• Supplied material
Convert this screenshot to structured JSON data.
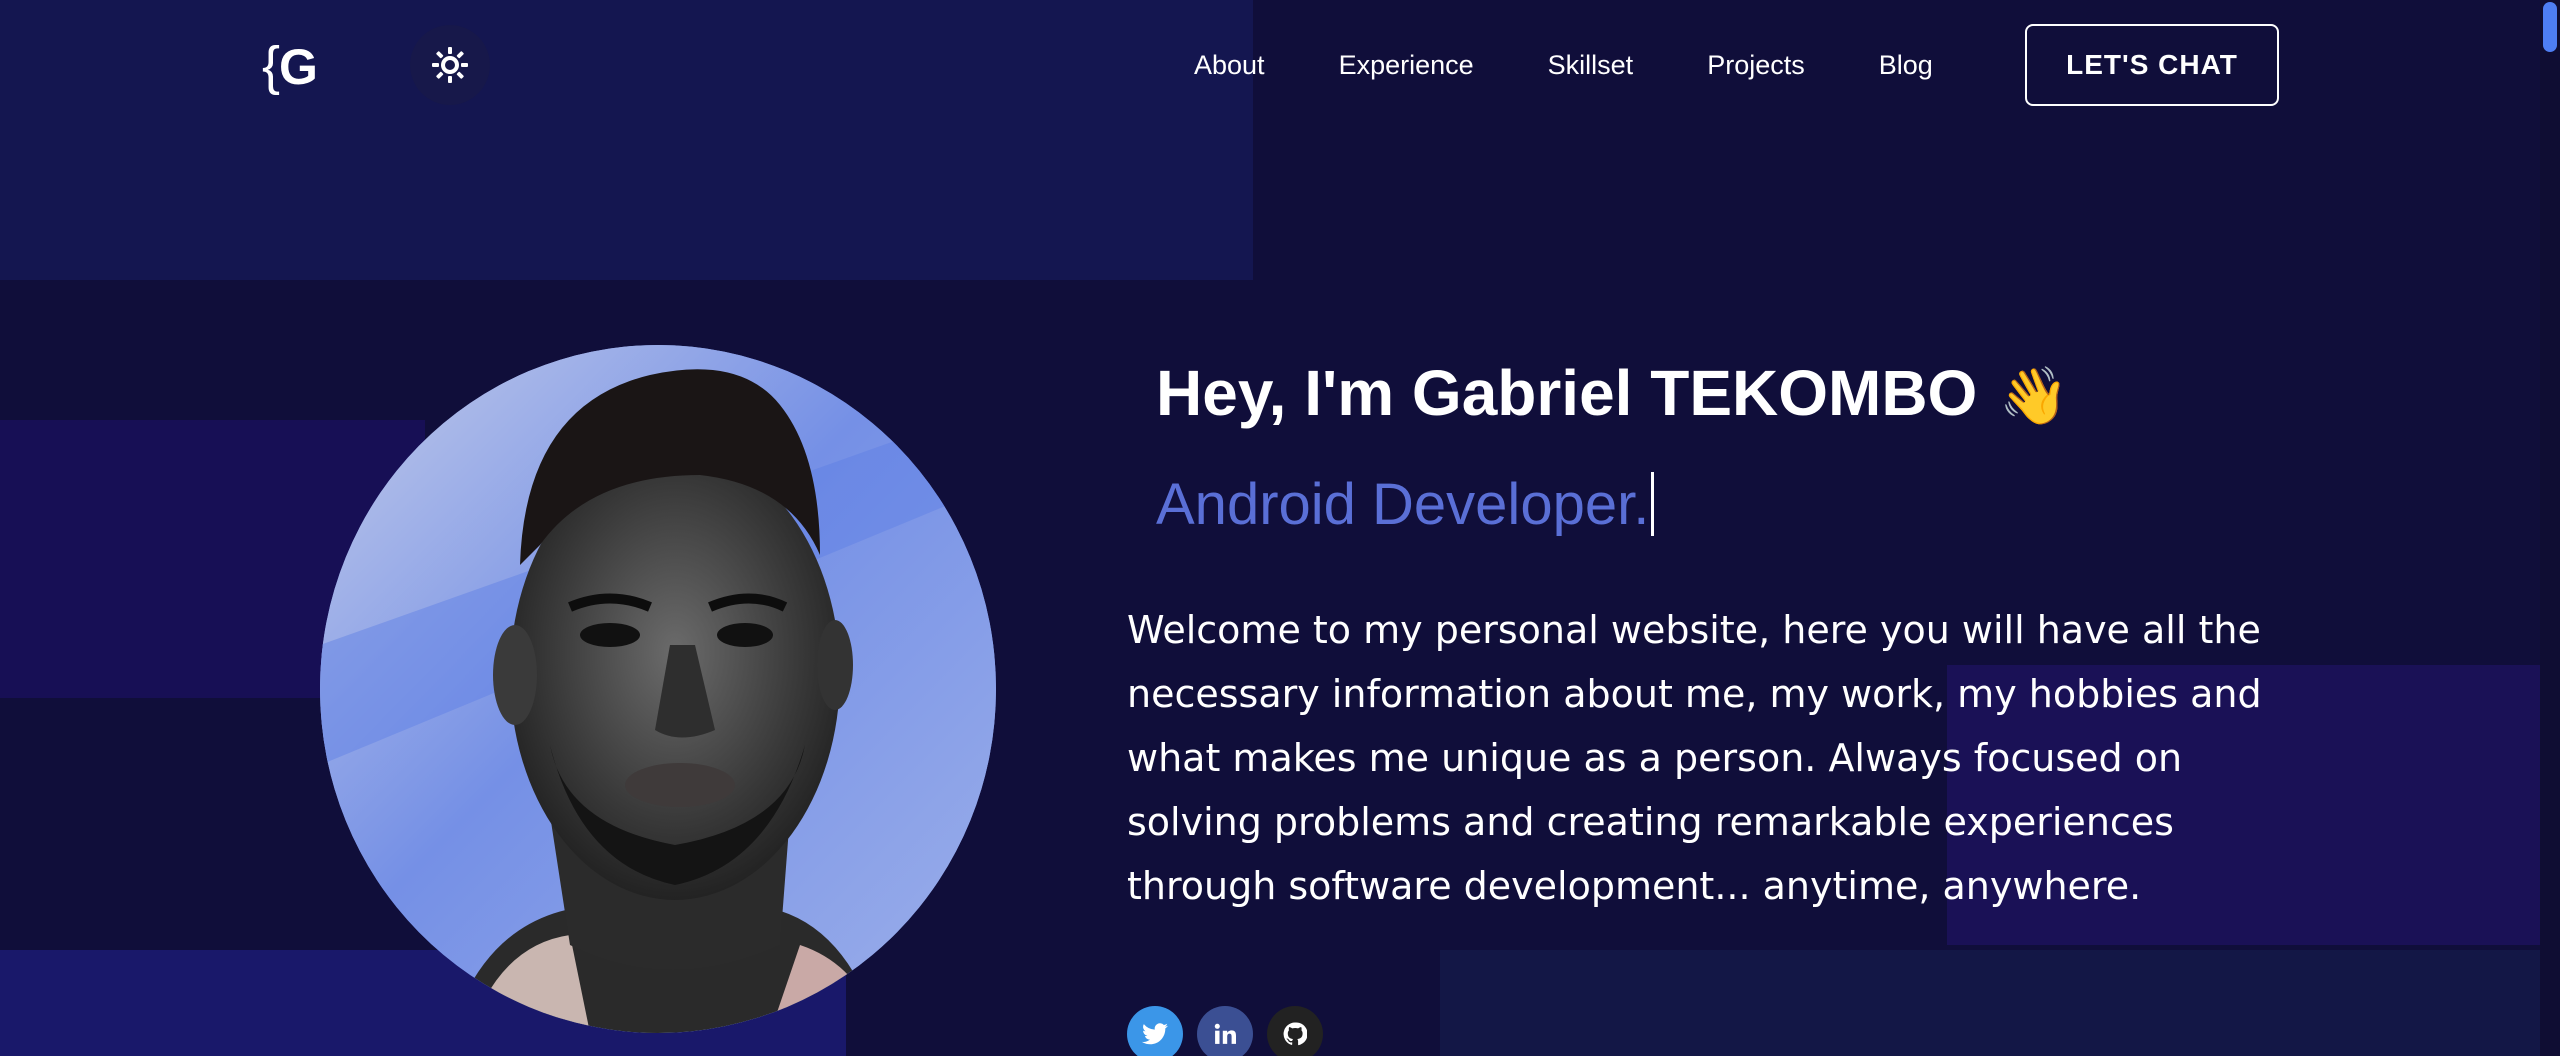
{
  "header": {
    "logo_brace": "{",
    "logo_letter": "G",
    "theme_toggle_icon": "sun-icon",
    "nav": [
      "About",
      "Experience",
      "Skillset",
      "Projects",
      "Blog"
    ],
    "cta_label": "LET'S CHAT"
  },
  "hero": {
    "greeting": "Hey, I'm Gabriel TEKOMBO",
    "wave_emoji": "👋",
    "role": "Android Developer.",
    "description": "Welcome to my personal website, here you will have all the necessary information about me, my work, my hobbies and what makes me unique as a person. Always focused on solving problems and creating remarkable experiences through software development... anytime, anywhere.",
    "portrait_icon": "profile-photo"
  },
  "social": [
    {
      "name": "twitter",
      "icon": "twitter-icon",
      "color": "#3b96e8"
    },
    {
      "name": "linkedin",
      "icon": "linkedin-icon",
      "color": "#3b4f93"
    },
    {
      "name": "github",
      "icon": "github-icon",
      "color": "#222222"
    }
  ],
  "colors": {
    "background": "#100e3a",
    "accent": "#5a6fd6",
    "scrollbar": "#4e7ef3"
  }
}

• Written instruction
Every record above should be transcribed exactly; the pictures stay out of the copy.

• Answer to the problem
Convert this screenshot to structured JSON data.
{
  "header": {
    "logo_brace": "{",
    "logo_letter": "G",
    "theme_toggle_icon": "sun-icon",
    "nav": [
      "About",
      "Experience",
      "Skillset",
      "Projects",
      "Blog"
    ],
    "cta_label": "LET'S CHAT"
  },
  "hero": {
    "greeting": "Hey, I'm Gabriel TEKOMBO",
    "wave_emoji": "👋",
    "role": "Android Developer.",
    "description": "Welcome to my personal website, here you will have all the necessary information about me, my work, my hobbies and what makes me unique as a person. Always focused on solving problems and creating remarkable experiences through software development... anytime, anywhere.",
    "portrait_icon": "profile-photo"
  },
  "social": [
    {
      "name": "twitter",
      "icon": "twitter-icon",
      "color": "#3b96e8"
    },
    {
      "name": "linkedin",
      "icon": "linkedin-icon",
      "color": "#3b4f93"
    },
    {
      "name": "github",
      "icon": "github-icon",
      "color": "#222222"
    }
  ],
  "colors": {
    "background": "#100e3a",
    "accent": "#5a6fd6",
    "scrollbar": "#4e7ef3"
  }
}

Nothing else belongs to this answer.